Items from a data source:

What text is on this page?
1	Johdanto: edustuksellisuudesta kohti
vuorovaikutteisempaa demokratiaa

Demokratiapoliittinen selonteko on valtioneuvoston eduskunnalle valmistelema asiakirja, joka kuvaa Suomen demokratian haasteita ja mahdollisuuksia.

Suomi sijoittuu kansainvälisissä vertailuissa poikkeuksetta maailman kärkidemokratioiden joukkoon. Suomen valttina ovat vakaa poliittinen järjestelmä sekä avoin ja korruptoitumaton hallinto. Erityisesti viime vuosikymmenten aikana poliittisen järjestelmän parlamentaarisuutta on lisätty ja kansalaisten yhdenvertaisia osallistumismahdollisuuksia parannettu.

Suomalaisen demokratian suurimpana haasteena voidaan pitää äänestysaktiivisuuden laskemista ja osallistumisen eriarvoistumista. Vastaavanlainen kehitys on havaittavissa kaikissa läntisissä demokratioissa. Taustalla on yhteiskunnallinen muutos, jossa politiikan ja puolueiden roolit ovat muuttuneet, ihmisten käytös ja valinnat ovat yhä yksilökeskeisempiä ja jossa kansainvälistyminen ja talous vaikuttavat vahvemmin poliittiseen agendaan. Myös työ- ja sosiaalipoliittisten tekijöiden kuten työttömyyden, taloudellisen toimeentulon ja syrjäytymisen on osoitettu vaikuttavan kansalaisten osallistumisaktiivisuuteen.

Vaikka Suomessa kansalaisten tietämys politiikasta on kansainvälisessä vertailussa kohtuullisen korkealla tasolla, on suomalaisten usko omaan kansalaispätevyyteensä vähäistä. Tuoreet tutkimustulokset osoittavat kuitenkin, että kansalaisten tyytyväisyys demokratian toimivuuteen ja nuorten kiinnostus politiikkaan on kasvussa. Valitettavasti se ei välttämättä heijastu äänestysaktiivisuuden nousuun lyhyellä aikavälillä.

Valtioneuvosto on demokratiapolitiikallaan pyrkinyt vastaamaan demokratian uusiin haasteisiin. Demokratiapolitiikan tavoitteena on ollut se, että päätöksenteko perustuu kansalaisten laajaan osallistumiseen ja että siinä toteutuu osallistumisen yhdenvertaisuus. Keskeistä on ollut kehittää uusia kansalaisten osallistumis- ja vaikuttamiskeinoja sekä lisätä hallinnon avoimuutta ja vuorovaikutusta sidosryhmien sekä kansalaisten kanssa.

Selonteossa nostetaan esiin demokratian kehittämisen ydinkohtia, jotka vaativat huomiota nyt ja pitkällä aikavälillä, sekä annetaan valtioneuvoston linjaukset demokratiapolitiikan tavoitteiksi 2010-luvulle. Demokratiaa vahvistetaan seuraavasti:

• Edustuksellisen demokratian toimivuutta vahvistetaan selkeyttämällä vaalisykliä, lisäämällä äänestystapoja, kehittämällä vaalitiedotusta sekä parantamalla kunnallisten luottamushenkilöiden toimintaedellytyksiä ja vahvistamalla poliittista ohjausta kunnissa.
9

OBJECTIVE:
Which lines contain "Suomen"? Copy each of them.

SOLVED PROBLEM:
Demokratiapoliittinen selonteko on valtioneuvoston eduskunnalle valmistelema asiakirja, joka kuvaa Suomen demokratian haasteita ja mahdollisuuksia.
Suomi sijoittuu kansainvälisissä vertailuissa poikkeuksetta maailman kärkidemokratioiden joukkoon. Suomen valttina ovat vakaa poliittinen järjestelmä sekä avoin ja korruptoitumaton hallinto. Erityisesti viime vuosikymmenten aikana poliittisen järjestelmän parlamentaarisuutta on lisätty ja kansalaisten yhdenvertaisia osallistumismahdollisuuksia parannettu.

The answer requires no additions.